▽

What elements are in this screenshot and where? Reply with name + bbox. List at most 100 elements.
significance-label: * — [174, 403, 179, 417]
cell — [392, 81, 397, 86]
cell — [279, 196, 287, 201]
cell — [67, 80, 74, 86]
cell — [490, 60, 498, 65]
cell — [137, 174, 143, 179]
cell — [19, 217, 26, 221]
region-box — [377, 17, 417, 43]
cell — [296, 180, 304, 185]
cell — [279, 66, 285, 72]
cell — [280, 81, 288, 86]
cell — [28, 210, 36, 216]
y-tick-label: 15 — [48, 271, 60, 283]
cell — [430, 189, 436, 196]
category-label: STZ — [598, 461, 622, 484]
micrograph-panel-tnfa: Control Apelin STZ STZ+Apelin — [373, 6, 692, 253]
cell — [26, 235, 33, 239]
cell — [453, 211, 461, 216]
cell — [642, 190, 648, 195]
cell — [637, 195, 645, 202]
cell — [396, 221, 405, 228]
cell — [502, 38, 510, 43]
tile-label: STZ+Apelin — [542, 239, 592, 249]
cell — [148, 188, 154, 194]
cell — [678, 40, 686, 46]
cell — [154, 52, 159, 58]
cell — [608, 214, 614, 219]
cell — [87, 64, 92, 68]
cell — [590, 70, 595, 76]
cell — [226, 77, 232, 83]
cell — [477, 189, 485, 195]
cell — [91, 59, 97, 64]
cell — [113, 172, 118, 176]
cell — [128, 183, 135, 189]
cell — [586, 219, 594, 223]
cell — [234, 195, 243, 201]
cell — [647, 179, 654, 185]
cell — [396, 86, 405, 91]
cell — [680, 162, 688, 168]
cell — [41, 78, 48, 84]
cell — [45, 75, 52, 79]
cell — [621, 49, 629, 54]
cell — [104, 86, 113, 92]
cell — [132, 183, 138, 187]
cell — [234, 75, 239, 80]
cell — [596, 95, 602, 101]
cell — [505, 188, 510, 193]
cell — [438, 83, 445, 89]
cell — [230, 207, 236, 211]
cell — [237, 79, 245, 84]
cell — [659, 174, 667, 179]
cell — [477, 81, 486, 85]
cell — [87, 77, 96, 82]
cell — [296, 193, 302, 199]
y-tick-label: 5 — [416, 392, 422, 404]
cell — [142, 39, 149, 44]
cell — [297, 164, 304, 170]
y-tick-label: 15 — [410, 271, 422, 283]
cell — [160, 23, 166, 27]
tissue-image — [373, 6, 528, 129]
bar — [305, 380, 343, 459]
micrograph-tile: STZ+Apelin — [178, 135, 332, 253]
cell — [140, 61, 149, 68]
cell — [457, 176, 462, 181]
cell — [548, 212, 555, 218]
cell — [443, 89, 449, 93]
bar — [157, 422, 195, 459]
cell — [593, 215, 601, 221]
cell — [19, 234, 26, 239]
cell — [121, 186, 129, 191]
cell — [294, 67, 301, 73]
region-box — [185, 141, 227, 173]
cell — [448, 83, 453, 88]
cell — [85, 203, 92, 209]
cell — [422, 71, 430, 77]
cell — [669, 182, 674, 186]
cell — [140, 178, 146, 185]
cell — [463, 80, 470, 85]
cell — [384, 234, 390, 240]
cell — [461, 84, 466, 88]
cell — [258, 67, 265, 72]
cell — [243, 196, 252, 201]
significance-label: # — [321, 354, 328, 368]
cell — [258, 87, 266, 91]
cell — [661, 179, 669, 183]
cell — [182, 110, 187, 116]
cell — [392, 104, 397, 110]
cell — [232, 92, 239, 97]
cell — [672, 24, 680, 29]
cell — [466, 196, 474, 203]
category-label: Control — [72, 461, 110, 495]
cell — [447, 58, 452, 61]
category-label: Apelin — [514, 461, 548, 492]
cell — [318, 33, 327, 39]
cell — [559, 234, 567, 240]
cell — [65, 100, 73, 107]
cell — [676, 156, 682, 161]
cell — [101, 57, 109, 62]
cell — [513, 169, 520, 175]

△

Reproduce verbatim everything from the first of the lines above down through the line containing "cell — [280, 81, 288, 86]", including both ends.

## Solution to the problem
What elements are in this screenshot and where? Reply with name + bbox. List at most 100 elements.
significance-label: * — [174, 403, 179, 417]
cell — [392, 81, 397, 86]
cell — [279, 196, 287, 201]
cell — [67, 80, 74, 86]
cell — [490, 60, 498, 65]
cell — [137, 174, 143, 179]
cell — [19, 217, 26, 221]
region-box — [377, 17, 417, 43]
cell — [296, 180, 304, 185]
cell — [279, 66, 285, 72]
cell — [280, 81, 288, 86]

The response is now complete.